[[ INPUT MATERIAL, beginning ]]

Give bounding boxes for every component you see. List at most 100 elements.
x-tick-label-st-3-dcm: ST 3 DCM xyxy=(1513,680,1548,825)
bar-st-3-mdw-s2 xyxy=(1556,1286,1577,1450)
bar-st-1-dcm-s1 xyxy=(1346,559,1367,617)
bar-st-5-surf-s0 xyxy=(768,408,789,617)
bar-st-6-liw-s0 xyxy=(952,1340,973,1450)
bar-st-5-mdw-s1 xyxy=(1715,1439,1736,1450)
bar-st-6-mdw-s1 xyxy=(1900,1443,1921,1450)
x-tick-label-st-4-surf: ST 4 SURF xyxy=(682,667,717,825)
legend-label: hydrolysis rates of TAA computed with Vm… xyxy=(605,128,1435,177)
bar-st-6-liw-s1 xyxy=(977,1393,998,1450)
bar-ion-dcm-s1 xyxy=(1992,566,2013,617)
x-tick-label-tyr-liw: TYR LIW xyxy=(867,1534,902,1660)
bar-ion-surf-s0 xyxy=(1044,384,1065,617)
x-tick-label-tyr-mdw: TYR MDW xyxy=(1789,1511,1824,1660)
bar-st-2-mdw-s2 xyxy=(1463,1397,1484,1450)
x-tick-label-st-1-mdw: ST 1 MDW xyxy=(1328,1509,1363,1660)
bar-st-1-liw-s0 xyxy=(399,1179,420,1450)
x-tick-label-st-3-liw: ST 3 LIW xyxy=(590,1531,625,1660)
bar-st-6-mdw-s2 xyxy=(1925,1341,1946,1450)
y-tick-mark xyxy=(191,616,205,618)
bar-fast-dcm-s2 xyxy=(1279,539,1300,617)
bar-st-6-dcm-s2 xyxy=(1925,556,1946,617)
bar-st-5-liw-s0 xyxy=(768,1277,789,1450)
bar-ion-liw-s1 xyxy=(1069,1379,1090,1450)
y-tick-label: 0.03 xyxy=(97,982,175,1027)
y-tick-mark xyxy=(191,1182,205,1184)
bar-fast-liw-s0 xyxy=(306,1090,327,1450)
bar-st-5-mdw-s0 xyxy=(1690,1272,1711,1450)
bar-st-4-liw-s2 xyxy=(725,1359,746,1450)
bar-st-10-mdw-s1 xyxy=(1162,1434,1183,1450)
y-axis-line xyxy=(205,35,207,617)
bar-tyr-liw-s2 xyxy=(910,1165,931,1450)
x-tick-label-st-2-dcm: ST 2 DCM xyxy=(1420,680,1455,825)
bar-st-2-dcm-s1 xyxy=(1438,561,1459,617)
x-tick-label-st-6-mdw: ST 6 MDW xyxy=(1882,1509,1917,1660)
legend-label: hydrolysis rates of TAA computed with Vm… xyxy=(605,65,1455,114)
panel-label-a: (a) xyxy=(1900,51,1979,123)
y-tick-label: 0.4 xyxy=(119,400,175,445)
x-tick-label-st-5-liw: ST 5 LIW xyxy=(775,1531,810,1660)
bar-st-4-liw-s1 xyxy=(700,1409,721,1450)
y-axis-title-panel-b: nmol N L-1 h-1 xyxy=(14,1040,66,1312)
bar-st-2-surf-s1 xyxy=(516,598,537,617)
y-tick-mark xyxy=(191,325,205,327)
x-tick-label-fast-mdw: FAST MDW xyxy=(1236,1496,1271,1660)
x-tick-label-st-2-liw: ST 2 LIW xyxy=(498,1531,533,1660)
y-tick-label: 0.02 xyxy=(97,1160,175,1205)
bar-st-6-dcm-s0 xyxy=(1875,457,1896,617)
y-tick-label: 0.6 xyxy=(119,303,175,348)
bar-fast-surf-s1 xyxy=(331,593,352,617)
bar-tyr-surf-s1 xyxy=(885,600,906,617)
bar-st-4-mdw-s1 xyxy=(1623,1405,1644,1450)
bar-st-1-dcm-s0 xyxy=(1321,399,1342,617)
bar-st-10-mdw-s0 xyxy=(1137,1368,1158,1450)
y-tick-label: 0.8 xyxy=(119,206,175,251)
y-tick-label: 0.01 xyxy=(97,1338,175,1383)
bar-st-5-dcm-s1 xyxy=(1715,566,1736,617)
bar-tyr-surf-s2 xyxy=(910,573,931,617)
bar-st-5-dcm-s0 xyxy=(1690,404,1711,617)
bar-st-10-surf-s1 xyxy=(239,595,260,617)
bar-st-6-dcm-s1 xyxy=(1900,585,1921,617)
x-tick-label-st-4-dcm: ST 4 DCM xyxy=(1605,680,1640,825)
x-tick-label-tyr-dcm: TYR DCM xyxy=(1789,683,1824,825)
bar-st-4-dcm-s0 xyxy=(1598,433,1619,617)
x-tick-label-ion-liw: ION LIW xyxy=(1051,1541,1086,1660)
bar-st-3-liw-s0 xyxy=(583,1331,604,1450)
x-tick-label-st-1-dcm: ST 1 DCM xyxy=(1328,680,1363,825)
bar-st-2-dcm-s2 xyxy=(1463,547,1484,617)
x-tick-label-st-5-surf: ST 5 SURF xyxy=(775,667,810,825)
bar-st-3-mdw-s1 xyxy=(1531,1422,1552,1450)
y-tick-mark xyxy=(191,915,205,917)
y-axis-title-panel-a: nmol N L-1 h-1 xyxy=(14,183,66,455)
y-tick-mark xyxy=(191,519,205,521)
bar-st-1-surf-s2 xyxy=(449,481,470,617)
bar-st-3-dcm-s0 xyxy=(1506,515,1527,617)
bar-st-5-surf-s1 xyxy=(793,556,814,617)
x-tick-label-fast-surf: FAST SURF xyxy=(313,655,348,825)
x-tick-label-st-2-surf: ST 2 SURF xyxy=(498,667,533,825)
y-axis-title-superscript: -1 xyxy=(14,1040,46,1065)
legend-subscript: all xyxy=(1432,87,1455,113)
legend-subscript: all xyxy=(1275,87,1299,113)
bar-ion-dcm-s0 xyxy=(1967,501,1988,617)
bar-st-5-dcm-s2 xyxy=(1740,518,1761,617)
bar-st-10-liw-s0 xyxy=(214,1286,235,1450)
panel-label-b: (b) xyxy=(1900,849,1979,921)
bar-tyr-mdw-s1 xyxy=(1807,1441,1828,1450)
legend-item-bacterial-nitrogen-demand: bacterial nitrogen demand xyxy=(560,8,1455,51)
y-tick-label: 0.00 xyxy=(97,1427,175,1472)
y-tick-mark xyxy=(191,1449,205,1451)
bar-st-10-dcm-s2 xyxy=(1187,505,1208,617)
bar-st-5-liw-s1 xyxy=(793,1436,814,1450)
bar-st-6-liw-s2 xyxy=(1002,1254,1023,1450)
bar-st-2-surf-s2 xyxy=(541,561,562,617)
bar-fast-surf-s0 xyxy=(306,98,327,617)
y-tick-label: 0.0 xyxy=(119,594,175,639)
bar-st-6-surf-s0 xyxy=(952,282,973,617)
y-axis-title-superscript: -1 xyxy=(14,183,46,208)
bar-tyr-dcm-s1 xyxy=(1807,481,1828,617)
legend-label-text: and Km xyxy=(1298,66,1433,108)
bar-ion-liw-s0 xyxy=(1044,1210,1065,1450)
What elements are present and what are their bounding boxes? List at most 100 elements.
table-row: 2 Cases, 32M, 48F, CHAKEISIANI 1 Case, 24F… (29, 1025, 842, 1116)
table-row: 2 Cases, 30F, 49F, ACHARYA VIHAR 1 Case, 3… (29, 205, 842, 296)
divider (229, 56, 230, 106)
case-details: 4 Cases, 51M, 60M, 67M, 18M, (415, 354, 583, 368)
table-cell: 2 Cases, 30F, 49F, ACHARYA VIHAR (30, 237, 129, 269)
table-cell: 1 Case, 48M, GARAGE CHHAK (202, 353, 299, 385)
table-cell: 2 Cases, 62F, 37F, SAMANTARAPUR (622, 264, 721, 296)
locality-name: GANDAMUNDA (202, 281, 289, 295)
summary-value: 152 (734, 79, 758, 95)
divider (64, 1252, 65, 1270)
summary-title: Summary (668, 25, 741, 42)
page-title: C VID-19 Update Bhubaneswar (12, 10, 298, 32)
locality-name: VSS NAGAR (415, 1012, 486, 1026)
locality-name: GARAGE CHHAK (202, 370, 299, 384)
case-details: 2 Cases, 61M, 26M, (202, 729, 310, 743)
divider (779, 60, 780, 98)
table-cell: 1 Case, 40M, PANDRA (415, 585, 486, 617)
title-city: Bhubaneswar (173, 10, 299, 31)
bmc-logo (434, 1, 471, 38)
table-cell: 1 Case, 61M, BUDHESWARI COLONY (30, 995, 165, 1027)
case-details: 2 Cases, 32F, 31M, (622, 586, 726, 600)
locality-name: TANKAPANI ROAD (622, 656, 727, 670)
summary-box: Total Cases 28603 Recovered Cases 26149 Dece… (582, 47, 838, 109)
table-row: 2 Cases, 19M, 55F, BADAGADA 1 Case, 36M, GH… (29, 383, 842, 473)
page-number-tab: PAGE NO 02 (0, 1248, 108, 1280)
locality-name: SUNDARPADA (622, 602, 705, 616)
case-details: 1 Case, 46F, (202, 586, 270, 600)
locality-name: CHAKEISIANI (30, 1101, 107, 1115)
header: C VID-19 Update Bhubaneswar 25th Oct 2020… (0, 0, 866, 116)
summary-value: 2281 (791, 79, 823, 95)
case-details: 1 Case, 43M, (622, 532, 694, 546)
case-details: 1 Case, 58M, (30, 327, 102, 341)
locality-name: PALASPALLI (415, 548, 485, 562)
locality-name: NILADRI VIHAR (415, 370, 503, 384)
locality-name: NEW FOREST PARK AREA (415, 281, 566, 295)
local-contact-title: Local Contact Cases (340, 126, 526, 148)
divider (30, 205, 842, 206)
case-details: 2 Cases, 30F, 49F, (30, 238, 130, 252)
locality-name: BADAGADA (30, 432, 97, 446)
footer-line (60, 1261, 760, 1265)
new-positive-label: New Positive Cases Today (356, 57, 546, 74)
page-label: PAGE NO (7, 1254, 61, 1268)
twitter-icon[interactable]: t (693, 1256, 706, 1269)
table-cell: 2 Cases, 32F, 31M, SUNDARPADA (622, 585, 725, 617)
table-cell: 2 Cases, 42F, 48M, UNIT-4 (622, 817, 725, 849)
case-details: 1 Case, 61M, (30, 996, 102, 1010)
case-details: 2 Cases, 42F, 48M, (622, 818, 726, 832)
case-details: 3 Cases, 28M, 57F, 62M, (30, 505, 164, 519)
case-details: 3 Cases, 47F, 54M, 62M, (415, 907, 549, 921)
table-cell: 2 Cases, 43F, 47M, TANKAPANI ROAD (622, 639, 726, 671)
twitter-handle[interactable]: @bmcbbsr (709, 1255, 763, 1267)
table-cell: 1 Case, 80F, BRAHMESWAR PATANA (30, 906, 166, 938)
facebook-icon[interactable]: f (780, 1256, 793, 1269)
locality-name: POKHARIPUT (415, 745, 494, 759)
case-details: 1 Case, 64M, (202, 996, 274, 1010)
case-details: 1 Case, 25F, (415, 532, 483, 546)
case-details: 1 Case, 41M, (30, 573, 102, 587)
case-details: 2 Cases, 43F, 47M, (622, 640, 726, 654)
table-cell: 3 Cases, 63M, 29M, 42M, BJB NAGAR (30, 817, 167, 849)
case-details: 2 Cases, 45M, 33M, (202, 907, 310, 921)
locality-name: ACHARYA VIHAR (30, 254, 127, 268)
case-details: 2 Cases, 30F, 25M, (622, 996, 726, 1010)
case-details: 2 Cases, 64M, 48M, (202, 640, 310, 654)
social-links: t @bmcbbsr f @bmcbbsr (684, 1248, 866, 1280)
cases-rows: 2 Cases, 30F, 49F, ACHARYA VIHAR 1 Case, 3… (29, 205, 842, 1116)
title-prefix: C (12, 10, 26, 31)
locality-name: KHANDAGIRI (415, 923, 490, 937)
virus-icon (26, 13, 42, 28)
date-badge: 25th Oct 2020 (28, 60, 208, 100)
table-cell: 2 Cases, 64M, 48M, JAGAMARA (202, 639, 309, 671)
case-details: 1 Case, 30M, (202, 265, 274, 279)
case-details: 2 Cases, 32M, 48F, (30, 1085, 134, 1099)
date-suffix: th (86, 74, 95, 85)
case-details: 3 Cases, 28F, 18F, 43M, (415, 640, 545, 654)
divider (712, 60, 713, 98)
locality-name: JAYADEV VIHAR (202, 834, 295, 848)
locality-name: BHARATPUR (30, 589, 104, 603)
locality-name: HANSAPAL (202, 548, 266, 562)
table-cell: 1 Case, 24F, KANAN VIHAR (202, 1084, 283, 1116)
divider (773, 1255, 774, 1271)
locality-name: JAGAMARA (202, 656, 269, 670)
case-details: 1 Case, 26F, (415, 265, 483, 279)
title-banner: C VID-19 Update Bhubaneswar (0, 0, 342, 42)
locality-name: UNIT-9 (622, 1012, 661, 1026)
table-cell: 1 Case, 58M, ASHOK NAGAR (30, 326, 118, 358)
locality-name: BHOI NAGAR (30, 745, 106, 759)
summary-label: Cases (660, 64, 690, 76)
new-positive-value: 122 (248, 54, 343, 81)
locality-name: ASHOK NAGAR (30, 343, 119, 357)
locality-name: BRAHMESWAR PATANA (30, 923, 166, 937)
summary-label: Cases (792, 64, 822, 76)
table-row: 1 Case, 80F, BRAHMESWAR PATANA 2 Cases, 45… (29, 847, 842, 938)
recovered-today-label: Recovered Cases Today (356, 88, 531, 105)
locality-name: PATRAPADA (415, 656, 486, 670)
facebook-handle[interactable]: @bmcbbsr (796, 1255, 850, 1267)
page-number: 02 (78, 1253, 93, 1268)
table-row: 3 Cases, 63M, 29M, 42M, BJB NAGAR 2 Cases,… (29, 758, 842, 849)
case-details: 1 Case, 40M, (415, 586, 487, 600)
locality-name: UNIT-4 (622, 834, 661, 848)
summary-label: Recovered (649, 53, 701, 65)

[[ INPUT MATERIAL, end ]]

Show a copy of each line from the data that includes the word "handle".

twitter-handle[interactable]: @bmcbbsr (709, 1255, 763, 1267)
facebook-handle[interactable]: @bmcbbsr (796, 1255, 850, 1267)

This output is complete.